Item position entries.
— START —
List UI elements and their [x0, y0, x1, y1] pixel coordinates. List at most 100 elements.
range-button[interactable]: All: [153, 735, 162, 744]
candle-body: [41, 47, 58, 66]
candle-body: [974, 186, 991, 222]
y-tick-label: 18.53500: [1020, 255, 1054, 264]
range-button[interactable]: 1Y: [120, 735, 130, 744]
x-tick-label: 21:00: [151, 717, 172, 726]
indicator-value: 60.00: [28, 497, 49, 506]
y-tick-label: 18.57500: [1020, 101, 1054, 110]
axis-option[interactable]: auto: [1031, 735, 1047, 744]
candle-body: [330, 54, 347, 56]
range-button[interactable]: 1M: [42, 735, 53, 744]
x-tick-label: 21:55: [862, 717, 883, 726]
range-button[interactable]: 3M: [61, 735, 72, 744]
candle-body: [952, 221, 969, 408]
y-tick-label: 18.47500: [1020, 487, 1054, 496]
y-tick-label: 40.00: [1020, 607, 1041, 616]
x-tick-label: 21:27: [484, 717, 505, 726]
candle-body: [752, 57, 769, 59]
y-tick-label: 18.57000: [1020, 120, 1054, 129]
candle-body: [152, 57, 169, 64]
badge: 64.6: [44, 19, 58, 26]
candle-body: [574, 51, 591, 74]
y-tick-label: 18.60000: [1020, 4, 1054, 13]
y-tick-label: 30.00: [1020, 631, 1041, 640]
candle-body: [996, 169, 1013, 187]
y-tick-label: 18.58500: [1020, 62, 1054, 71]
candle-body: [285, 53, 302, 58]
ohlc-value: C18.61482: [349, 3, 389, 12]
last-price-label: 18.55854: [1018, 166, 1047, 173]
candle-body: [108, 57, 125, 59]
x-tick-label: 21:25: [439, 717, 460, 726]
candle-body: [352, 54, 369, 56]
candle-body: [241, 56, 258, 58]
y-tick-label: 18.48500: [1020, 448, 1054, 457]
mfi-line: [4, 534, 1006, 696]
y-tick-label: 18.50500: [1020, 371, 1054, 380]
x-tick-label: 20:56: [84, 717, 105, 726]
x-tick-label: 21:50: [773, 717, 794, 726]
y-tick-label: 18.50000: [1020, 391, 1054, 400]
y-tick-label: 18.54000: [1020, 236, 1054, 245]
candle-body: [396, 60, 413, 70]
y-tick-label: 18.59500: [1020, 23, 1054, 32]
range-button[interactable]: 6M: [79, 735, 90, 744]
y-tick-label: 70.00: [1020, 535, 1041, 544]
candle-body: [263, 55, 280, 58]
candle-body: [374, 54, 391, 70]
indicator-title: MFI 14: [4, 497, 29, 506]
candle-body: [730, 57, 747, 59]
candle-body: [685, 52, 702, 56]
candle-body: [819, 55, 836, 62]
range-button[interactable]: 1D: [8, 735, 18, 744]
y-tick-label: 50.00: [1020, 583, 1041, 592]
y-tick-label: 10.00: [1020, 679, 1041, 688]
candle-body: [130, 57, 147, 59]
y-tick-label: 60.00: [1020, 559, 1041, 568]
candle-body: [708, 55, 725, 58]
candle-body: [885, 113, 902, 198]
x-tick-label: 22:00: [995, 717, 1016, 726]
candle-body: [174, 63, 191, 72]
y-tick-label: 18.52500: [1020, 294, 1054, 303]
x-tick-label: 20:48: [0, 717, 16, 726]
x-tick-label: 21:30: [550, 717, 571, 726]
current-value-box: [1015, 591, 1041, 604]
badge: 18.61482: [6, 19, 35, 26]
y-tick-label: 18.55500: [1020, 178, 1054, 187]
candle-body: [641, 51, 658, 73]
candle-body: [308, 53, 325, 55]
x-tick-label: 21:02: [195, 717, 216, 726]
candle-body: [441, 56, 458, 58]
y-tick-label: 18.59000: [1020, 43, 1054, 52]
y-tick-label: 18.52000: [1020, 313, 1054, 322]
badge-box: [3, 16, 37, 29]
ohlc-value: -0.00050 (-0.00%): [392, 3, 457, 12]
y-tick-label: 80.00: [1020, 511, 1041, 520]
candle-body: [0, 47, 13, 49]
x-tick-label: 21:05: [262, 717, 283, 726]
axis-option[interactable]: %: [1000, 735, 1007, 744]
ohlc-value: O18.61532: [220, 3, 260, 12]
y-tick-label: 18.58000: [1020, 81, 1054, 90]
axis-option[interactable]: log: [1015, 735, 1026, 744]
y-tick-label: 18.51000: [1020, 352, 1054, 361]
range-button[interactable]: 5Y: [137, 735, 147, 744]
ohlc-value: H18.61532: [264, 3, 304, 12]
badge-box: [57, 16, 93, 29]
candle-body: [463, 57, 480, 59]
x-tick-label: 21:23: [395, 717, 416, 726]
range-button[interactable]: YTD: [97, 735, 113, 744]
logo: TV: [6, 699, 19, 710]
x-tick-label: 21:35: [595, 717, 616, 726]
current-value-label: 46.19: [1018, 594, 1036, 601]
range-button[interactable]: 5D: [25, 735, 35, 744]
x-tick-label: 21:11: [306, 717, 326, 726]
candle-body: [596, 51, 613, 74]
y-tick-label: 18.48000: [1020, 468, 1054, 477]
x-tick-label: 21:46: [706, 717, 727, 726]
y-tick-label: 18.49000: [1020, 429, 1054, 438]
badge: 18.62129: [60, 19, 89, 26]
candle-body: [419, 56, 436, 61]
— END —
Given request.
Copy the data above line for line, with no changes.

Finished answer.
List UI elements and their [x0, y0, x1, y1] pixel coordinates. List at most 100 elements.
range-button[interactable]: All: [153, 735, 162, 744]
candle-body: [41, 47, 58, 66]
candle-body: [974, 186, 991, 222]
y-tick-label: 18.53500: [1020, 255, 1054, 264]
range-button[interactable]: 1Y: [120, 735, 130, 744]
x-tick-label: 21:00: [151, 717, 172, 726]
indicator-value: 60.00: [28, 497, 49, 506]
y-tick-label: 18.57500: [1020, 101, 1054, 110]
axis-option[interactable]: auto: [1031, 735, 1047, 744]
candle-body: [330, 54, 347, 56]
range-button[interactable]: 1M: [42, 735, 53, 744]
x-tick-label: 21:55: [862, 717, 883, 726]
range-button[interactable]: 3M: [61, 735, 72, 744]
candle-body: [952, 221, 969, 408]
y-tick-label: 18.47500: [1020, 487, 1054, 496]
y-tick-label: 40.00: [1020, 607, 1041, 616]
x-tick-label: 21:27: [484, 717, 505, 726]
candle-body: [752, 57, 769, 59]
y-tick-label: 18.57000: [1020, 120, 1054, 129]
candle-body: [152, 57, 169, 64]
badge: 64.6: [44, 19, 58, 26]
candle-body: [574, 51, 591, 74]
y-tick-label: 18.60000: [1020, 4, 1054, 13]
y-tick-label: 30.00: [1020, 631, 1041, 640]
candle-body: [996, 169, 1013, 187]
y-tick-label: 18.58500: [1020, 62, 1054, 71]
candle-body: [285, 53, 302, 58]
ohlc-value: C18.61482: [349, 3, 389, 12]
last-price-label: 18.55854: [1018, 166, 1047, 173]
candle-body: [108, 57, 125, 59]
x-tick-label: 21:25: [439, 717, 460, 726]
candle-body: [352, 54, 369, 56]
candle-body: [241, 56, 258, 58]
y-tick-label: 18.48500: [1020, 448, 1054, 457]
mfi-line: [4, 534, 1006, 696]
y-tick-label: 18.50500: [1020, 371, 1054, 380]
x-tick-label: 20:56: [84, 717, 105, 726]
x-tick-label: 21:50: [773, 717, 794, 726]
y-tick-label: 18.50000: [1020, 391, 1054, 400]
y-tick-label: 18.54000: [1020, 236, 1054, 245]
candle-body: [396, 60, 413, 70]
y-tick-label: 18.59500: [1020, 23, 1054, 32]
range-button[interactable]: 6M: [79, 735, 90, 744]
y-tick-label: 70.00: [1020, 535, 1041, 544]
candle-body: [263, 55, 280, 58]
candle-body: [374, 54, 391, 70]
indicator-title: MFI 14: [4, 497, 29, 506]
candle-body: [730, 57, 747, 59]
candle-body: [685, 52, 702, 56]
candle-body: [819, 55, 836, 62]
range-button[interactable]: 1D: [8, 735, 18, 744]
y-tick-label: 50.00: [1020, 583, 1041, 592]
y-tick-label: 10.00: [1020, 679, 1041, 688]
candle-body: [130, 57, 147, 59]
y-tick-label: 60.00: [1020, 559, 1041, 568]
candle-body: [708, 55, 725, 58]
candle-body: [885, 113, 902, 198]
x-tick-label: 22:00: [995, 717, 1016, 726]
candle-body: [174, 63, 191, 72]
y-tick-label: 18.52500: [1020, 294, 1054, 303]
x-tick-label: 20:48: [0, 717, 16, 726]
x-tick-label: 21:30: [550, 717, 571, 726]
current-value-box: [1015, 591, 1041, 604]
badge: 18.61482: [6, 19, 35, 26]
y-tick-label: 18.55500: [1020, 178, 1054, 187]
candle-body: [641, 51, 658, 73]
candle-body: [308, 53, 325, 55]
x-tick-label: 21:02: [195, 717, 216, 726]
candle-body: [441, 56, 458, 58]
y-tick-label: 18.59000: [1020, 43, 1054, 52]
y-tick-label: 18.52000: [1020, 313, 1054, 322]
badge-box: [3, 16, 37, 29]
ohlc-value: -0.00050 (-0.00%): [392, 3, 457, 12]
y-tick-label: 80.00: [1020, 511, 1041, 520]
candle-body: [0, 47, 13, 49]
x-tick-label: 21:05: [262, 717, 283, 726]
axis-option[interactable]: %: [1000, 735, 1007, 744]
ohlc-value: O18.61532: [220, 3, 260, 12]
y-tick-label: 18.58000: [1020, 81, 1054, 90]
axis-option[interactable]: log: [1015, 735, 1026, 744]
y-tick-label: 18.51000: [1020, 352, 1054, 361]
range-button[interactable]: 5Y: [137, 735, 147, 744]
ohlc-value: H18.61532: [264, 3, 304, 12]
badge-box: [57, 16, 93, 29]
candle-body: [463, 57, 480, 59]
x-tick-label: 21:23: [395, 717, 416, 726]
range-button[interactable]: YTD: [97, 735, 113, 744]
logo: TV: [6, 699, 19, 710]
x-tick-label: 21:35: [595, 717, 616, 726]
current-value-label: 46.19: [1018, 594, 1036, 601]
range-button[interactable]: 5D: [25, 735, 35, 744]
x-tick-label: 21:11: [306, 717, 326, 726]
candle-body: [596, 51, 613, 74]
y-tick-label: 18.48000: [1020, 468, 1054, 477]
x-tick-label: 21:46: [706, 717, 727, 726]
y-tick-label: 18.49000: [1020, 429, 1054, 438]
badge: 18.62129: [60, 19, 89, 26]
candle-body: [419, 56, 436, 61]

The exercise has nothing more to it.